__BRIEF 1__:
In the article on working past retirement, how long had Sue been working full-time at the Yorkshire Building Society?
__BRIEF 2__:
From the article on working past retirement, write out the part that opens with the words containing "Uncharted waters" and closes with "life,' she adds.", replacing "holiday" with "vacation".

++++ PAGE EXCERPT ++++

Sue had been working full-time as a typist and clerk in the lending services division of the Yorkshire Building Society for almost eight years. After deciding she wasn't ready to throw in the towel, she approached her manager with the idea of reducing her hours to part-time. 'There was absolutely no problem in me returning to work three days a week, and I'm really glad I did. While my decision was partly financial, it was more because I just didn't feel ready to stop; I like the people I work with and enjoy the company,' says Sue.
Patrick Grattan, chief executive at the Third Age Employment Network, says Sue is far from alone. According to a survey by Labour Force, the employment rate at state pension age (SPA) rose to nearly 80% last year - its highest since 1992. 'Over one million people are now choosing to work past retirement age, which I believe is a hugely positive sign of an active generation,' Grattan says. 'Not only are we having families later in life, we're also living longer, healthier lives, so it makes sense to give people the option of working flexibly come retirement age,' he adds.
Research from the Department for Work and Pensions has found that working reduced hours in a current job is the most popular option for phased retirement. It's not suitable for everyone though, as some companies won't allow you to take any of your pension if you are still employed with them.
Uncharted waters
The idea of embarking on something new during retirement is also growing in popularity. Pearl Kay, a 65-year-old from Kirkaldy in Fife, worked as a self-employed management accountant before retiring five years ago. After a holiday in France, Pearl decided to take on the job of producing the local community magazine.
'Then, 18 months ago, I was approached by an online town information company called thebestof.co.uk. I applied for the Fife franchise of the business and got offered it straightaway,' says Pearl. The job involves lots of meetings and networking with local business people to sell advertising space on the website and to find out what's happening in the community. 'I had no previous experience in this area before taking on the job, so it has given me a new lease of life,' she adds.

++++ DATA ROWS ++++

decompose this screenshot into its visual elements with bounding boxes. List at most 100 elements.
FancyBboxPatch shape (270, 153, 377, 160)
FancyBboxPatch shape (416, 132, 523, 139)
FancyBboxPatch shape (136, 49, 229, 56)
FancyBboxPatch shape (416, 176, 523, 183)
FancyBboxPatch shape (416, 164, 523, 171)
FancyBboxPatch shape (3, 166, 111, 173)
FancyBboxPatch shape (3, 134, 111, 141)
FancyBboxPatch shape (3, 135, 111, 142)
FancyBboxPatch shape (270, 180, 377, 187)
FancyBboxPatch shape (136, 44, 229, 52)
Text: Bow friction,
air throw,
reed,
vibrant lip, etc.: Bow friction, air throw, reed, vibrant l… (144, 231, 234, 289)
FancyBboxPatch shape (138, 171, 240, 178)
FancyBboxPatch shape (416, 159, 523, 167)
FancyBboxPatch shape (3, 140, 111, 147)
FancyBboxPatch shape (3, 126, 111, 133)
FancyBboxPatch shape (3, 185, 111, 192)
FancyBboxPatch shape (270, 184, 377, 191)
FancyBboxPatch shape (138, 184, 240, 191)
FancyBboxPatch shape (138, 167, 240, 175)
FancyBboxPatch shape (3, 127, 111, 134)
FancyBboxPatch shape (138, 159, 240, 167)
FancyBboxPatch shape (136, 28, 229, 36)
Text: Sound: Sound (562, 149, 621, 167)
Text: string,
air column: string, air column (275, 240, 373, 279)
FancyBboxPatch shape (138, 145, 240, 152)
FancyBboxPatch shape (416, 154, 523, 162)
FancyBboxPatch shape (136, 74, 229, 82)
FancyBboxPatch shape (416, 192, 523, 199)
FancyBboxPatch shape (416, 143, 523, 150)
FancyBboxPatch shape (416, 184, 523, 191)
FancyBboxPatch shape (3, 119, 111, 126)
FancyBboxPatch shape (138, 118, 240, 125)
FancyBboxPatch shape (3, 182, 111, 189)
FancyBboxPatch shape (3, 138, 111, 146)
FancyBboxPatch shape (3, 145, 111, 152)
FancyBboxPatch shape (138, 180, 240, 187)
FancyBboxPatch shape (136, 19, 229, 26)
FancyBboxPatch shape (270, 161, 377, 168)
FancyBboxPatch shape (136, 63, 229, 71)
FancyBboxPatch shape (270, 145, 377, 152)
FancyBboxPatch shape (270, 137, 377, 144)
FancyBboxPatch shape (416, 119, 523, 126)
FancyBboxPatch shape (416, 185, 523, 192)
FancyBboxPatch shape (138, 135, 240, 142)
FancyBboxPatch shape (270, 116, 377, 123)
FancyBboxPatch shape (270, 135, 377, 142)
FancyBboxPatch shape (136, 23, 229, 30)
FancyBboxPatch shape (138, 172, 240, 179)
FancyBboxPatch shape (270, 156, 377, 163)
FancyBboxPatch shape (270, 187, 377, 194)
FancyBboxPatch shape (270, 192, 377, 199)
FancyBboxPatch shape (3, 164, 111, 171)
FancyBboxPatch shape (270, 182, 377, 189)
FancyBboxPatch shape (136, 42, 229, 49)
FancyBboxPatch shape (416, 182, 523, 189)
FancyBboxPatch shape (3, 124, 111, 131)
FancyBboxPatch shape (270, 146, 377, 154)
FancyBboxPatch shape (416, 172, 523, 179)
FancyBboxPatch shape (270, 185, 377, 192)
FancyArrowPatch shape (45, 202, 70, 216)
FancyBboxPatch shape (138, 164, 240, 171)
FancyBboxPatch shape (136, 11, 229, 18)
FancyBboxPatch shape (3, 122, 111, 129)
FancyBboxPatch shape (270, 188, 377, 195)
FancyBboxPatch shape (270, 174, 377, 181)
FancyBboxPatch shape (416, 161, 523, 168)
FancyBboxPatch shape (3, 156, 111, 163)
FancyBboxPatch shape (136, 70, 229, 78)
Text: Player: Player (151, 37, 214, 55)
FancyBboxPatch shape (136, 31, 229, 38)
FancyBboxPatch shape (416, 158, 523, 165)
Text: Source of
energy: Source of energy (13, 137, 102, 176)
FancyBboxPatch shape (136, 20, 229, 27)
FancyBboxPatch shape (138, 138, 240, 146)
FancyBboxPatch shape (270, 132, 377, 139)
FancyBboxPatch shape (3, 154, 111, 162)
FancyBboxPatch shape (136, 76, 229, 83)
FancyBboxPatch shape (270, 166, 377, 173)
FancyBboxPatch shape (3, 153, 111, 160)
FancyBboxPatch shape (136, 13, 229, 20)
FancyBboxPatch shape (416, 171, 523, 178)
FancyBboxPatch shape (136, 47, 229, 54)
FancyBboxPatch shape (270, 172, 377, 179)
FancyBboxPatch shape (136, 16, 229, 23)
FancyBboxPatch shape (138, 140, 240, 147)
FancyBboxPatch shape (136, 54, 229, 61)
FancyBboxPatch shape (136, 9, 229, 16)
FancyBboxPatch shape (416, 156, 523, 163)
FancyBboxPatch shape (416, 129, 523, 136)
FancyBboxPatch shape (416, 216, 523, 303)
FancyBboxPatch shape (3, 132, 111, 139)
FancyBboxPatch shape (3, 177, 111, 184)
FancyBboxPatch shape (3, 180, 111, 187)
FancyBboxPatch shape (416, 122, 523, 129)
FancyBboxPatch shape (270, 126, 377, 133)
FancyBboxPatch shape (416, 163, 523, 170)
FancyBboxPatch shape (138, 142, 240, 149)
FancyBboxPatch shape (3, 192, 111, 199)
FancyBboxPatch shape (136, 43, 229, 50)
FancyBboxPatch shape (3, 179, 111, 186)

++++

__TASK RESULT 1__:
Almost eight years.

__TASK RESULT 2__:
Uncharted waters
The idea of embarking on something new during retirement is also growing in popularity. Pearl Kay, a 65-year-old from Kirkaldy in Fife, worked as a self-employed management accountant before retiring five years ago. After a vacation in France, Pearl decided to take on the job of producing the local community magazine.
'Then, 18 months ago, I was approached by an online town information company called thebestof.co.uk. I applied for the Fife franchise of the business and got offered it straightaway,' says Pearl. The job involves lots of meetings and networking with local business people to sell advertising space on the website and to find out what's happening in the community. 'I had no previous experience in this area before taking on the job, so it has given me a new lease of life,' she adds.